**** Task input ****
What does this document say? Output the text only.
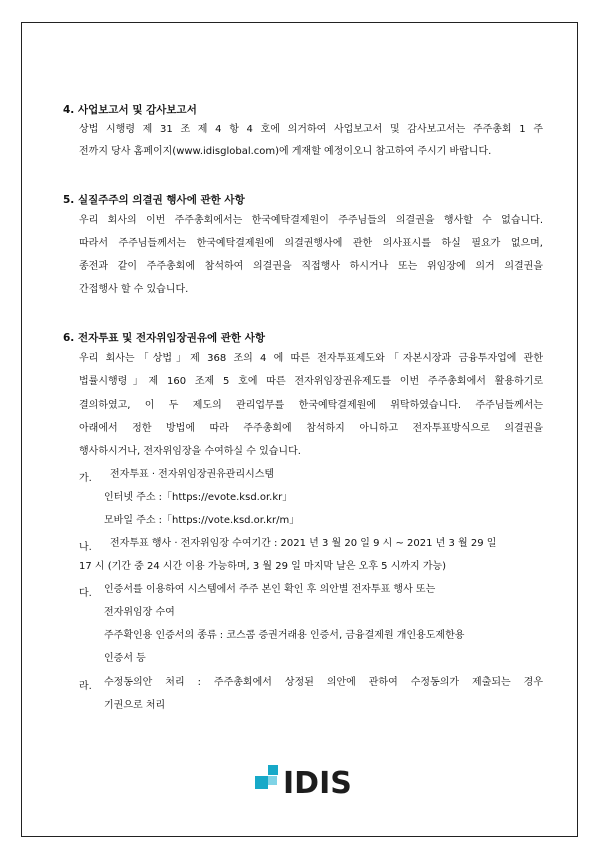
4. 사업보고서 및 감사보고서
상법 시행령 제 31 조 제 4 항 4 호에 의거하여 사업보고서 및 감사보고서는 주주총회 1 주
전까지 당사 홈페이지(www.idisglobal.com)에 게재할 예정이오니 참고하여 주시기 바랍니다.
5. 실질주주의 의결권 행사에 관한 사항
우리 회사의 이번 주주총회에서는 한국예탁결제원이 주주님들의 의결권을 행사할 수 없습니다.
따라서 주주님들께서는 한국예탁결제원에 의결권행사에 관한 의사표시를 하실 필요가 없으며,
종전과 같이 주주총회에 참석하여 의결권을 직접행사 하시거나 또는 위임장에 의거 의결권을
간접행사 할 수 있습니다.
6. 전자투표 및 전자위임장권유에 관한 사항
우리 회사는「상법」제 368 조의 4 에 따른 전자투표제도와「자본시장과 금융투자업에 관한
법률시행령」제 160 조제 5 호에 따른 전자위임장권유제도를 이번 주주총회에서 활용하기로
결의하였고, 이 두 제도의 관리업무를 한국예탁결제원에 위탁하였습니다. 주주님들께서는
아래에서 정한 방법에 따라 주주총회에 참석하지 아니하고 전자투표방식으로 의결권을
행사하시거나, 전자위임장을 수여하실 수 있습니다.
가. 전자투표 · 전자위임장권유관리시스템
인터넷 주소 :「https://evote.ksd.or.kr」
모바일 주소 :「https://vote.ksd.or.kr/m」
나. 전자투표 행사 · 전자위임장 수여기간 : 2021 년 3 월 20 일 9 시 ~ 2021 년 3 월 29 일
17 시 (기간 중 24 시간 이용 가능하며, 3 월 29 일 마지막 날은 오후 5 시까지 가능)
다. 인증서를 이용하여 시스템에서 주주 본인 확인 후 의안별 전자투표 행사 또는
전자위임장 수여
주주확인용 인증서의 종류 : 코스콤 증권거래용 인증서, 금융결제원 개인용도제한용
인증서 등
라. 수정동의안 처리 : 주주총회에서 상정된 의안에 관하여 수정동의가 제출되는 경우
기권으로 처리
IDIS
****
Quote each record exactly as it stands, minus the pictures.

▶ [Correct output]
What does this document say? Output the text only.
4. 사업보고서 및 감사보고서
상법 시행령 제 31 조 제 4 항 4 호에 의거하여 사업보고서 및 감사보고서는 주주총회 1 주
전까지 당사 홈페이지(www.idisglobal.com)에 게재할 예정이오니 참고하여 주시기 바랍니다.
5. 실질주주의 의결권 행사에 관한 사항
우리 회사의 이번 주주총회에서는 한국예탁결제원이 주주님들의 의결권을 행사할 수 없습니다.
따라서 주주님들께서는 한국예탁결제원에 의결권행사에 관한 의사표시를 하실 필요가 없으며,
종전과 같이 주주총회에 참석하여 의결권을 직접행사 하시거나 또는 위임장에 의거 의결권을
간접행사 할 수 있습니다.
6. 전자투표 및 전자위임장권유에 관한 사항
우리 회사는「상법」제 368 조의 4 에 따른 전자투표제도와「자본시장과 금융투자업에 관한
법률시행령」제 160 조제 5 호에 따른 전자위임장권유제도를 이번 주주총회에서 활용하기로
결의하였고, 이 두 제도의 관리업무를 한국예탁결제원에 위탁하였습니다. 주주님들께서는
아래에서 정한 방법에 따라 주주총회에 참석하지 아니하고 전자투표방식으로 의결권을
행사하시거나, 전자위임장을 수여하실 수 있습니다.
가. 전자투표 · 전자위임장권유관리시스템
인터넷 주소 :「https://evote.ksd.or.kr」
모바일 주소 :「https://vote.ksd.or.kr/m」
나. 전자투표 행사 · 전자위임장 수여기간 : 2021 년 3 월 20 일 9 시 ~ 2021 년 3 월 29 일
17 시 (기간 중 24 시간 이용 가능하며, 3 월 29 일 마지막 날은 오후 5 시까지 가능)
다. 인증서를 이용하여 시스템에서 주주 본인 확인 후 의안별 전자투표 행사 또는
전자위임장 수여
주주확인용 인증서의 종류 : 코스콤 증권거래용 인증서, 금융결제원 개인용도제한용
인증서 등
라. 수정동의안 처리 : 주주총회에서 상정된 의안에 관하여 수정동의가 제출되는 경우
기권으로 처리
IDIS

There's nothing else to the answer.